**Brief:**
Answer these questions using the September honeypot report:
1. What share of the attacks on the Telnet & SSH honeypot came via Telnet?
2. Whose scanner was used to identify the unique malware variants uploaded to the SMB honeypot?
3. Which country was way ahead of everyone else in attacks on the ADB honeypot this month?

September honeypot report
First, the data from our Telnet & SSH honeypot. The big picture looks like this. As usual, most attacks have come from the USA, with the Netherlands in the second place - again. This time our country (Bulgaria) has crept into the Top-15, because of a machine at Netcube running a Mirai C2 server:
Here is how the hourly activity looks like. The honeypot is being attacked on the average slightly more often than twice per second:
More than 94% of the attacks are via Telnet, the rest are via SSH. It seems that the Gafgyt botnet (which spreads via SSH) is slowly disappearing, despite the recent reports that it dominates the DDoS attack space.
The top-5 URLs from which malware was most actively uploaded to the honeypot. Mirai variants all of them, as usual, although the original variant is not among them.
Details about the top-20 most actively attacking IPs. As usual, DigitalOcean is heavily present, although this time an IP owned by OVH, another big cloud hosting provider, occupies the first place:
The top-20 most actively attacking organizations. DigitalOcean is way ahead of everybody else, as usual:
As you can see, I've been sending averagely nearly 40 automated abuse reports to DigitalOcean every day - but it doesn't seem to be helping very much.
The top-20 passwords that are the most often used by the attackers; nothing unusual here:
Moving on to our SMB honeypot.
First, the big picture. Much of the action is in Asia, but this month the UK and the USA are also among the top attackers:
Hourly activity, showing averagely about one attack per minute. I've switched to a logarithmic scale, otherwise the lonely spikes of more than a thousand attacks coming from a single IP (usually infected with a WannaCry variant) tend to drown out everything else. Otherwise the traffic is pretty steady, albeit much lower than the one that the Telnet honeypot gets.
Unique uploaded malware variants, according to Symantec's scanner. Lots of corrupted WannaCry variants, as usual (no kill switch check, no encryption).
Note that WannaCry uploads dominate, although not as overwhelmingly, even if we don't count only the unique variants:
Details about the top-20 most actively attacking IPs:
The top-20 organizations from which most of the attacks are coming from. Nothing unexpected here:
Finally, the data from our ADB honeypot.
The big picture. This month Russia is way ahead of everyone else:
The hourly connection data, showing averagely and attack every minute, instead of the usual slightly more than one every half an hour. Mostly caused by the huge spikes from Russian IPs:
The malware uploaded to the honeypot, according to Fortinet's scanner. The same old Monero mining worm (Trinity) is causing most of the ADB traffic, plus something that is uploading a shell script that looks vaguely Mirai-like:
Details about the top-20 most actively attacking IPs. Nothing unusual here:
The top-20 organizations that own the IP addresses attacking us:
This concludes the September honeypot report.

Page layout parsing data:
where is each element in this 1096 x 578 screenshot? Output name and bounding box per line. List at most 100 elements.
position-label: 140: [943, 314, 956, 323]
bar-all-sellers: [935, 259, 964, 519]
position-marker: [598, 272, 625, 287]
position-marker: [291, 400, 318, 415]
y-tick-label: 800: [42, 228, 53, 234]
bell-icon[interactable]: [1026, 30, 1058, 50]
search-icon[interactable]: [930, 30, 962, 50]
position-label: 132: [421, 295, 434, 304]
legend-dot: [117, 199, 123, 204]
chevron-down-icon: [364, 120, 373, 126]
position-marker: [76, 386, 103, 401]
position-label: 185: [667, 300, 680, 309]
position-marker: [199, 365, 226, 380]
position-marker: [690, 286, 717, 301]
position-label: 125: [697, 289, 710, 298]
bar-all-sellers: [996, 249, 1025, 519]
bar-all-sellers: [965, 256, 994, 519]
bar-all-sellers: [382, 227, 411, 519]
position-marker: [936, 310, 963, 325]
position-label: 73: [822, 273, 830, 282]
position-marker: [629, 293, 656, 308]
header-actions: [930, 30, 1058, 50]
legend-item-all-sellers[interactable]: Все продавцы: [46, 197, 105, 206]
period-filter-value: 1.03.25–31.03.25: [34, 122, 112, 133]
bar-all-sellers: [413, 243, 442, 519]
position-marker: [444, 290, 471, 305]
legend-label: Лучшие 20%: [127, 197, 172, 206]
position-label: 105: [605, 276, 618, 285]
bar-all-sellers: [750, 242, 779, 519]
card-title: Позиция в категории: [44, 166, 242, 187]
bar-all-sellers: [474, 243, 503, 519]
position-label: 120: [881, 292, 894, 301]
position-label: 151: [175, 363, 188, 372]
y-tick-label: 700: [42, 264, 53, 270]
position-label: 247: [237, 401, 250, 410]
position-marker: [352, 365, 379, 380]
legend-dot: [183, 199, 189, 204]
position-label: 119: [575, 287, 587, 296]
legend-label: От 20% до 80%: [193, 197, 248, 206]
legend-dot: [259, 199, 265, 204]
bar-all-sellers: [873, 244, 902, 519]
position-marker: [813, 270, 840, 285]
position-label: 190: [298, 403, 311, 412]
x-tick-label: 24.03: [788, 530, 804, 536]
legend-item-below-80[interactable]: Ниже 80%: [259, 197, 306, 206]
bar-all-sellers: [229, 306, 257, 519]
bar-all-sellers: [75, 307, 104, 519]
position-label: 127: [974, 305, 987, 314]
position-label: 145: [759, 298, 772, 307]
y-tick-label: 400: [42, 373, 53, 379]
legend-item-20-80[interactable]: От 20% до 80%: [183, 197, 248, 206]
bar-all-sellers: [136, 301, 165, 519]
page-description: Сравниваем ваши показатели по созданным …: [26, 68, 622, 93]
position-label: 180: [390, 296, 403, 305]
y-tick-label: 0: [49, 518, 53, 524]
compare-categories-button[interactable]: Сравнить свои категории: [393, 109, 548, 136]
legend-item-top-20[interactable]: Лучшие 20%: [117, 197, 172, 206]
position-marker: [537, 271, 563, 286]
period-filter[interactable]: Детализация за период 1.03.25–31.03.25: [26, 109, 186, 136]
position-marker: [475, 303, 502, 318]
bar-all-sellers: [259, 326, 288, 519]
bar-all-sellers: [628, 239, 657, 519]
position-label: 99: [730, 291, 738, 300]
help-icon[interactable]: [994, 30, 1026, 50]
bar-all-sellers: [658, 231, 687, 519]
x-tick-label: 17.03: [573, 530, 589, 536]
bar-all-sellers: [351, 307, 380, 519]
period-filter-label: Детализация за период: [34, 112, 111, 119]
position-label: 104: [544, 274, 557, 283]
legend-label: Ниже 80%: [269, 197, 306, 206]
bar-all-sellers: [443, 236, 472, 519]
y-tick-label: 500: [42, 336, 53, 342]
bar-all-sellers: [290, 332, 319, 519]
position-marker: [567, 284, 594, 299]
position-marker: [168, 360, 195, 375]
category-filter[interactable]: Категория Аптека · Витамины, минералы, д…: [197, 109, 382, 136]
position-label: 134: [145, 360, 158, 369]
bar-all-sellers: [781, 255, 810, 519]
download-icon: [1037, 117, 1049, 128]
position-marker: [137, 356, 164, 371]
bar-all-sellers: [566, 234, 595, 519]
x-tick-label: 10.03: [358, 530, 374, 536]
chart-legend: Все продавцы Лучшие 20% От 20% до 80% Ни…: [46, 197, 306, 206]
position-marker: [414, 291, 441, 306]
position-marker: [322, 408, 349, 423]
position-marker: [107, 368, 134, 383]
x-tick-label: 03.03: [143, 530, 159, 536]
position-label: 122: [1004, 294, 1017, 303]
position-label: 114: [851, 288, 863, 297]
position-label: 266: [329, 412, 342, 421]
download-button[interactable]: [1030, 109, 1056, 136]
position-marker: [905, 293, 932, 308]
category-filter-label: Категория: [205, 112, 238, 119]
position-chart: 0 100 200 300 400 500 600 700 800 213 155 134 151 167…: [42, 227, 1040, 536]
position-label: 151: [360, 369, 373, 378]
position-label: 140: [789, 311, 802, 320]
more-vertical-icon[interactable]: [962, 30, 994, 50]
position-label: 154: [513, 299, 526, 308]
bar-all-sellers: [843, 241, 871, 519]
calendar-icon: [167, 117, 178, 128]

**Finished exercise:**
1. More than 94%
2. Symantec's
3. Russia